Exercise description:
Every entry needs to be reproduced exactly.

Material provided:
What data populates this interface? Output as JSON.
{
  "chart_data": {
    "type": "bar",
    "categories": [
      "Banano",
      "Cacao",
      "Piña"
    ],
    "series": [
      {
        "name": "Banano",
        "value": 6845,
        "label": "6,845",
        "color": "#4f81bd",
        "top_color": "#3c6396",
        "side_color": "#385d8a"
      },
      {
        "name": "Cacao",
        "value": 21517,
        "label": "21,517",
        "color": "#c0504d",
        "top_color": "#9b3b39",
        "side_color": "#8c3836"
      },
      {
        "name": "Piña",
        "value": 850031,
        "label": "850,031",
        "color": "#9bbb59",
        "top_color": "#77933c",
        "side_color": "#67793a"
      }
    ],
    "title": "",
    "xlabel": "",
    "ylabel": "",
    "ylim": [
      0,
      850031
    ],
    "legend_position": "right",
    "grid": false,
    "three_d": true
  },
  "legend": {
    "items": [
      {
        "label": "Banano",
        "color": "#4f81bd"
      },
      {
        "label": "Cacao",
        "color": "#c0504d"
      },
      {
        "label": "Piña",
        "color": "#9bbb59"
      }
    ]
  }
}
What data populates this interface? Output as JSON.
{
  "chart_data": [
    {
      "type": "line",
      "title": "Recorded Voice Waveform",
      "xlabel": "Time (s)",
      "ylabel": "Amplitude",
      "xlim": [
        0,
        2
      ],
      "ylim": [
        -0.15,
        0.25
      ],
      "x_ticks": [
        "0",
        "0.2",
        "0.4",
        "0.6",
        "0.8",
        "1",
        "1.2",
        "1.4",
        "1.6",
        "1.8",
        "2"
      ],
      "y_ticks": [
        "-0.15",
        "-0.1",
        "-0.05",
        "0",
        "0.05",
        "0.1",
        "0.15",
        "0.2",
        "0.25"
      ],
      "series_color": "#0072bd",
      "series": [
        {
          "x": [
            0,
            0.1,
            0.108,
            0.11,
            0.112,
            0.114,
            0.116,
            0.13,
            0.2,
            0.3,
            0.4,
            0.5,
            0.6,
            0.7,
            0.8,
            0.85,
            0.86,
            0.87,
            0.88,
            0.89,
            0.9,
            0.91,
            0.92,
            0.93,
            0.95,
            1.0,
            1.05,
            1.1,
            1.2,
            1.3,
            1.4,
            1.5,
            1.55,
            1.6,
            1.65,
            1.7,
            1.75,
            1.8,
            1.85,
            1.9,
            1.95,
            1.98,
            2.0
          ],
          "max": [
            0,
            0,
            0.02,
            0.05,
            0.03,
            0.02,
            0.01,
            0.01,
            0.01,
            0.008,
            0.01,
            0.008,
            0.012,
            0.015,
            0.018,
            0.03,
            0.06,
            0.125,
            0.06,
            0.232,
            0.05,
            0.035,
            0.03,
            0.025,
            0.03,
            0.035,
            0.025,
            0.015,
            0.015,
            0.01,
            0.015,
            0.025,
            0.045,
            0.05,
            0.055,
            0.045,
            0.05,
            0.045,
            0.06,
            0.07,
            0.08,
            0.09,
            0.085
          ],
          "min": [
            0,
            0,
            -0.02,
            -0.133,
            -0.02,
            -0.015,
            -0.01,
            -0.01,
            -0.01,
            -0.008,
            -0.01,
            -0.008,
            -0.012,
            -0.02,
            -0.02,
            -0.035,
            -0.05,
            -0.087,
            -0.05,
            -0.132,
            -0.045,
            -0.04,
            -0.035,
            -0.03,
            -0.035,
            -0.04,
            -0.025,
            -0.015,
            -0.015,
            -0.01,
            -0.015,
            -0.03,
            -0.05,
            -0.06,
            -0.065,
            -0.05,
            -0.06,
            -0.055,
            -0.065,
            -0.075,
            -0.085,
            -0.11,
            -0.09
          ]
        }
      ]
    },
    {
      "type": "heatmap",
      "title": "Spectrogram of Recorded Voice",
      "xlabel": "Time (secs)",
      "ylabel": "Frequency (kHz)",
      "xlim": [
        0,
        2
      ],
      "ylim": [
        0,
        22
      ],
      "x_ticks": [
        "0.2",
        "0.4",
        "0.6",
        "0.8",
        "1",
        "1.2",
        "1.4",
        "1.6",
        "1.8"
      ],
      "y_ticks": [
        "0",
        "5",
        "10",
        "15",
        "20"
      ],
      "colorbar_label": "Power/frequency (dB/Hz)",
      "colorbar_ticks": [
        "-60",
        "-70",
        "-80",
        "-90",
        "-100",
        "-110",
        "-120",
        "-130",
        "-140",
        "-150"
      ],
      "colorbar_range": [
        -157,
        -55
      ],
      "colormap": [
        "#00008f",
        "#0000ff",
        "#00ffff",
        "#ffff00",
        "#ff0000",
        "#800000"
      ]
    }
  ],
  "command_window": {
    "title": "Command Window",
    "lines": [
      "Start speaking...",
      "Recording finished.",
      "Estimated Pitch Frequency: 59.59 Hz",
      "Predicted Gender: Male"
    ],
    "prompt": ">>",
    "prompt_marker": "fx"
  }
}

Solution for this exercise:
What data populates this interface? Output as JSON.
{
  "chart_data": {
    "type": "bar",
    "categories": [
      "Banano",
      "Cacao",
      "Piña"
    ],
    "series": [
      {
        "name": "Banano",
        "value": 6845,
        "label": "6,845",
        "color": "#4f81bd",
        "top_color": "#3c6396",
        "side_color": "#385d8a"
      },
      {
        "name": "Cacao",
        "value": 21517,
        "label": "21,517",
        "color": "#c0504d",
        "top_color": "#9b3b39",
        "side_color": "#8c3836"
      },
      {
        "name": "Piña",
        "value": 850031,
        "label": "850,031",
        "color": "#9bbb59",
        "top_color": "#77933c",
        "side_color": "#67793a"
      }
    ],
    "title": "",
    "xlabel": "",
    "ylabel": "",
    "ylim": [
      0,
      850031
    ],
    "legend_position": "right",
    "grid": false,
    "three_d": true
  },
  "legend": {
    "items": [
      {
        "label": "Banano",
        "color": "#4f81bd"
      },
      {
        "label": "Cacao",
        "color": "#c0504d"
      },
      {
        "label": "Piña",
        "color": "#9bbb59"
      }
    ]
  }
}
What data populates this interface? Output as JSON.
{
  "chart_data": [
    {
      "type": "line",
      "title": "Recorded Voice Waveform",
      "xlabel": "Time (s)",
      "ylabel": "Amplitude",
      "xlim": [
        0,
        2
      ],
      "ylim": [
        -0.15,
        0.25
      ],
      "x_ticks": [
        "0",
        "0.2",
        "0.4",
        "0.6",
        "0.8",
        "1",
        "1.2",
        "1.4",
        "1.6",
        "1.8",
        "2"
      ],
      "y_ticks": [
        "-0.15",
        "-0.1",
        "-0.05",
        "0",
        "0.05",
        "0.1",
        "0.15",
        "0.2",
        "0.25"
      ],
      "series_color": "#0072bd",
      "series": [
        {
          "x": [
            0,
            0.1,
            0.108,
            0.11,
            0.112,
            0.114,
            0.116,
            0.13,
            0.2,
            0.3,
            0.4,
            0.5,
            0.6,
            0.7,
            0.8,
            0.85,
            0.86,
            0.87,
            0.88,
            0.89,
            0.9,
            0.91,
            0.92,
            0.93,
            0.95,
            1.0,
            1.05,
            1.1,
            1.2,
            1.3,
            1.4,
            1.5,
            1.55,
            1.6,
            1.65,
            1.7,
            1.75,
            1.8,
            1.85,
            1.9,
            1.95,
            1.98,
            2.0
          ],
          "max": [
            0,
            0,
            0.02,
            0.05,
            0.03,
            0.02,
            0.01,
            0.01,
            0.01,
            0.008,
            0.01,
            0.008,
            0.012,
            0.015,
            0.018,
            0.03,
            0.06,
            0.125,
            0.06,
            0.232,
            0.05,
            0.035,
            0.03,
            0.025,
            0.03,
            0.035,
            0.025,
            0.015,
            0.015,
            0.01,
            0.015,
            0.025,
            0.045,
            0.05,
            0.055,
            0.045,
            0.05,
            0.045,
            0.06,
            0.07,
            0.08,
            0.09,
            0.085
          ],
          "min": [
            0,
            0,
            -0.02,
            -0.133,
            -0.02,
            -0.015,
            -0.01,
            -0.01,
            -0.01,
            -0.008,
            -0.01,
            -0.008,
            -0.012,
            -0.02,
            -0.02,
            -0.035,
            -0.05,
            -0.087,
            -0.05,
            -0.132,
            -0.045,
            -0.04,
            -0.035,
            -0.03,
            -0.035,
            -0.04,
            -0.025,
            -0.015,
            -0.015,
            -0.01,
            -0.015,
            -0.03,
            -0.05,
            -0.06,
            -0.065,
            -0.05,
            -0.06,
            -0.055,
            -0.065,
            -0.075,
            -0.085,
            -0.11,
            -0.09
          ]
        }
      ]
    },
    {
      "type": "heatmap",
      "title": "Spectrogram of Recorded Voice",
      "xlabel": "Time (secs)",
      "ylabel": "Frequency (kHz)",
      "xlim": [
        0,
        2
      ],
      "ylim": [
        0,
        22
      ],
      "x_ticks": [
        "0.2",
        "0.4",
        "0.6",
        "0.8",
        "1",
        "1.2",
        "1.4",
        "1.6",
        "1.8"
      ],
      "y_ticks": [
        "0",
        "5",
        "10",
        "15",
        "20"
      ],
      "colorbar_label": "Power/frequency (dB/Hz)",
      "colorbar_ticks": [
        "-60",
        "-70",
        "-80",
        "-90",
        "-100",
        "-110",
        "-120",
        "-130",
        "-140",
        "-150"
      ],
      "colorbar_range": [
        -157,
        -55
      ],
      "colormap": [
        "#00008f",
        "#0000ff",
        "#00ffff",
        "#ffff00",
        "#ff0000",
        "#800000"
      ]
    }
  ],
  "command_window": {
    "title": "Command Window",
    "lines": [
      "Start speaking...",
      "Recording finished.",
      "Estimated Pitch Frequency: 59.59 Hz",
      "Predicted Gender: Male"
    ],
    "prompt": ">>",
    "prompt_marker": "fx"
  }
}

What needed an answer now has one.